Write out the listing below in full and exactly, leaving out every picture.

Figure data in JSON
# # # # # # #

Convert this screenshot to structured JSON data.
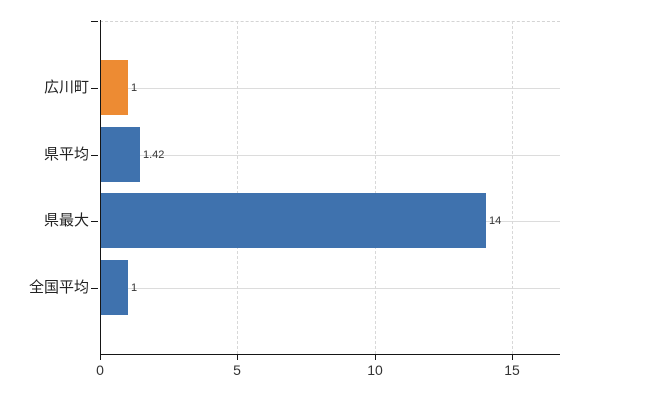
{
  "chart_data": {
    "type": "bar",
    "orientation": "horizontal",
    "title": "",
    "xlabel": "",
    "ylabel": "",
    "categories": [
      "広川町",
      "県平均",
      "県最大",
      "全国平均"
    ],
    "values": [
      1,
      1.42,
      14,
      1
    ],
    "value_labels": [
      "1",
      "1.42",
      "14",
      "1"
    ],
    "bar_colors": [
      "#ED8B33",
      "#3F72AE",
      "#3F72AE",
      "#3F72AE"
    ],
    "x_ticks": [
      0,
      5,
      10,
      15
    ],
    "x_tick_labels": [
      "0",
      "5",
      "10",
      "15"
    ],
    "xlim": [
      0,
      16.75
    ],
    "grid": "on",
    "legend": "none",
    "gridline_color": "#DCDCDC",
    "axis_color": "#161616",
    "value_label_color": "#333333",
    "category_label_color": "#222222"
  }
}
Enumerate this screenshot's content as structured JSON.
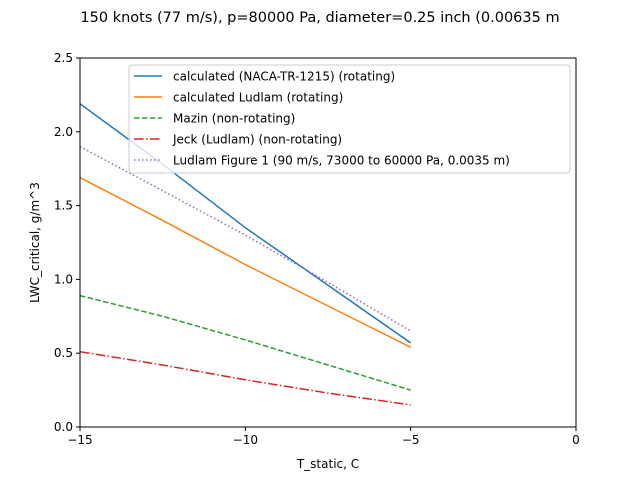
{
  "chart_data": {
    "type": "line",
    "title": "150 knots (77 m/s), p=80000 Pa, diameter=0.25 inch (0.00635 m",
    "xlabel": "T_static, C",
    "ylabel": "LWC_critical, g/m^3",
    "xlim": [
      -15,
      0
    ],
    "ylim": [
      0,
      2.5
    ],
    "xticks": [
      -15,
      -10,
      -5,
      0
    ],
    "xtick_labels": [
      "−15",
      "−10",
      "−5",
      "0"
    ],
    "yticks": [
      0.0,
      0.5,
      1.0,
      1.5,
      2.0,
      2.5
    ],
    "ytick_labels": [
      "0.0",
      "0.5",
      "1.0",
      "1.5",
      "2.0",
      "2.5"
    ],
    "grid": false,
    "legend_position": "top-right",
    "series": [
      {
        "name": "calculated (NACA-TR-1215) (rotating)",
        "color": "#1f77b4",
        "dash": "solid",
        "x": [
          -15,
          -12.5,
          -10,
          -7.5,
          -5
        ],
        "y": [
          2.19,
          1.78,
          1.35,
          0.96,
          0.57
        ]
      },
      {
        "name": "calculated Ludlam (rotating)",
        "color": "#ff7f0e",
        "dash": "solid",
        "x": [
          -15,
          -12.5,
          -10,
          -7.5,
          -5
        ],
        "y": [
          1.69,
          1.4,
          1.1,
          0.82,
          0.54
        ]
      },
      {
        "name": "Mazin (non-rotating)",
        "color": "#2ca02c",
        "dash": "dashed",
        "x": [
          -15,
          -12.5,
          -10,
          -7.5,
          -5
        ],
        "y": [
          0.89,
          0.75,
          0.59,
          0.42,
          0.25
        ]
      },
      {
        "name": "Jeck (Ludlam) (non-rotating)",
        "color": "#d62728",
        "dash": "dashdot",
        "x": [
          -15,
          -12.5,
          -10,
          -7.5,
          -5
        ],
        "y": [
          0.51,
          0.42,
          0.32,
          0.23,
          0.15
        ]
      },
      {
        "name": "Ludlam Figure 1 (90 m/s, 73000 to 60000 Pa, 0.0035 m)",
        "color": "#9467bd",
        "dash": "dotted",
        "x": [
          -15,
          -12.5,
          -10,
          -7.5,
          -5
        ],
        "y": [
          1.9,
          1.6,
          1.3,
          0.98,
          0.65
        ]
      }
    ]
  }
}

# # # # # # #

_Answer to the problem_:
Convert this screenshot to structured JSON data.
{
  "chart_data": {
    "type": "bar",
    "orientation": "horizontal",
    "title": "",
    "xlabel": "",
    "ylabel": "",
    "categories": [
      "広川町",
      "県平均",
      "県最大",
      "全国平均"
    ],
    "values": [
      1,
      1.42,
      14,
      1
    ],
    "value_labels": [
      "1",
      "1.42",
      "14",
      "1"
    ],
    "bar_colors": [
      "#ED8B33",
      "#3F72AE",
      "#3F72AE",
      "#3F72AE"
    ],
    "x_ticks": [
      0,
      5,
      10,
      15
    ],
    "x_tick_labels": [
      "0",
      "5",
      "10",
      "15"
    ],
    "xlim": [
      0,
      16.75
    ],
    "grid": "on",
    "legend": "none",
    "gridline_color": "#DCDCDC",
    "axis_color": "#161616",
    "value_label_color": "#333333",
    "category_label_color": "#222222"
  }
}
Enumerate this screenshot's content as structured JSON.
{
  "chart_data": {
    "type": "line",
    "title": "150 knots (77 m/s), p=80000 Pa, diameter=0.25 inch (0.00635 m",
    "xlabel": "T_static, C",
    "ylabel": "LWC_critical, g/m^3",
    "xlim": [
      -15,
      0
    ],
    "ylim": [
      0,
      2.5
    ],
    "xticks": [
      -15,
      -10,
      -5,
      0
    ],
    "xtick_labels": [
      "−15",
      "−10",
      "−5",
      "0"
    ],
    "yticks": [
      0.0,
      0.5,
      1.0,
      1.5,
      2.0,
      2.5
    ],
    "ytick_labels": [
      "0.0",
      "0.5",
      "1.0",
      "1.5",
      "2.0",
      "2.5"
    ],
    "grid": false,
    "legend_position": "top-right",
    "series": [
      {
        "name": "calculated (NACA-TR-1215) (rotating)",
        "color": "#1f77b4",
        "dash": "solid",
        "x": [
          -15,
          -12.5,
          -10,
          -7.5,
          -5
        ],
        "y": [
          2.19,
          1.78,
          1.35,
          0.96,
          0.57
        ]
      },
      {
        "name": "calculated Ludlam (rotating)",
        "color": "#ff7f0e",
        "dash": "solid",
        "x": [
          -15,
          -12.5,
          -10,
          -7.5,
          -5
        ],
        "y": [
          1.69,
          1.4,
          1.1,
          0.82,
          0.54
        ]
      },
      {
        "name": "Mazin (non-rotating)",
        "color": "#2ca02c",
        "dash": "dashed",
        "x": [
          -15,
          -12.5,
          -10,
          -7.5,
          -5
        ],
        "y": [
          0.89,
          0.75,
          0.59,
          0.42,
          0.25
        ]
      },
      {
        "name": "Jeck (Ludlam) (non-rotating)",
        "color": "#d62728",
        "dash": "dashdot",
        "x": [
          -15,
          -12.5,
          -10,
          -7.5,
          -5
        ],
        "y": [
          0.51,
          0.42,
          0.32,
          0.23,
          0.15
        ]
      },
      {
        "name": "Ludlam Figure 1 (90 m/s, 73000 to 60000 Pa, 0.0035 m)",
        "color": "#9467bd",
        "dash": "dotted",
        "x": [
          -15,
          -12.5,
          -10,
          -7.5,
          -5
        ],
        "y": [
          1.9,
          1.6,
          1.3,
          0.98,
          0.65
        ]
      }
    ]
  }
}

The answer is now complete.